**Dataset items**
****************

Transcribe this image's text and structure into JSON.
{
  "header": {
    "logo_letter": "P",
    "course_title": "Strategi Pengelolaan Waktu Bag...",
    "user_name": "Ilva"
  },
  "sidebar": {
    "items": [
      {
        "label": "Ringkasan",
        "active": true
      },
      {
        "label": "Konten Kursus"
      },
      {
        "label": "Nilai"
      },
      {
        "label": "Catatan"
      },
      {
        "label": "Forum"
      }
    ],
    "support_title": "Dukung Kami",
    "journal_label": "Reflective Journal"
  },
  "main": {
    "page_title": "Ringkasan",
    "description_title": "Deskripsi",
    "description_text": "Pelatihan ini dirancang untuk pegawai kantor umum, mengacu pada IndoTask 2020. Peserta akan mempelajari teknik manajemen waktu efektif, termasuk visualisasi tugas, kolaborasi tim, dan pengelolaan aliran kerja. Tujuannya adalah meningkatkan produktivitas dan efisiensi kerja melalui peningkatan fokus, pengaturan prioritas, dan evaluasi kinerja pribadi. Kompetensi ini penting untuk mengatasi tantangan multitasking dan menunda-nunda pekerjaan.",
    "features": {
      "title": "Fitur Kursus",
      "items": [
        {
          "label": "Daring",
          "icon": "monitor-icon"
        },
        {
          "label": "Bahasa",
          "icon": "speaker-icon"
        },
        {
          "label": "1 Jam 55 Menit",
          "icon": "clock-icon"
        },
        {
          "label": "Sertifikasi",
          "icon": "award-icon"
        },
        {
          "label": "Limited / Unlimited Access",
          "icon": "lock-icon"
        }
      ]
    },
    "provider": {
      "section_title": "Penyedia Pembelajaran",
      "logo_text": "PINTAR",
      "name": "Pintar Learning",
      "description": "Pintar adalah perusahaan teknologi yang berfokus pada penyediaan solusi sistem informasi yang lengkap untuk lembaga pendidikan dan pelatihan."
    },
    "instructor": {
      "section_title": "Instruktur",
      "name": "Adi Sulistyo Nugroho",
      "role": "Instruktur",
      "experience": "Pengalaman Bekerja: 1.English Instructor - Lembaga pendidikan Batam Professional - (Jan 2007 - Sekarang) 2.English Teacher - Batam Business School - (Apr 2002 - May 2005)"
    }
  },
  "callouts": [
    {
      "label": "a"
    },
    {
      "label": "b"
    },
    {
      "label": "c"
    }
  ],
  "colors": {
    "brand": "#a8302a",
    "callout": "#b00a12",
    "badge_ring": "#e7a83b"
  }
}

****************

**EXERCISE DETAILS**
Every line that holds the word "Ringkasan" should be extracted.

**PROBLEM SOLUTION**
        "label": "Ringkasan",
    "page_title": "Ringkasan",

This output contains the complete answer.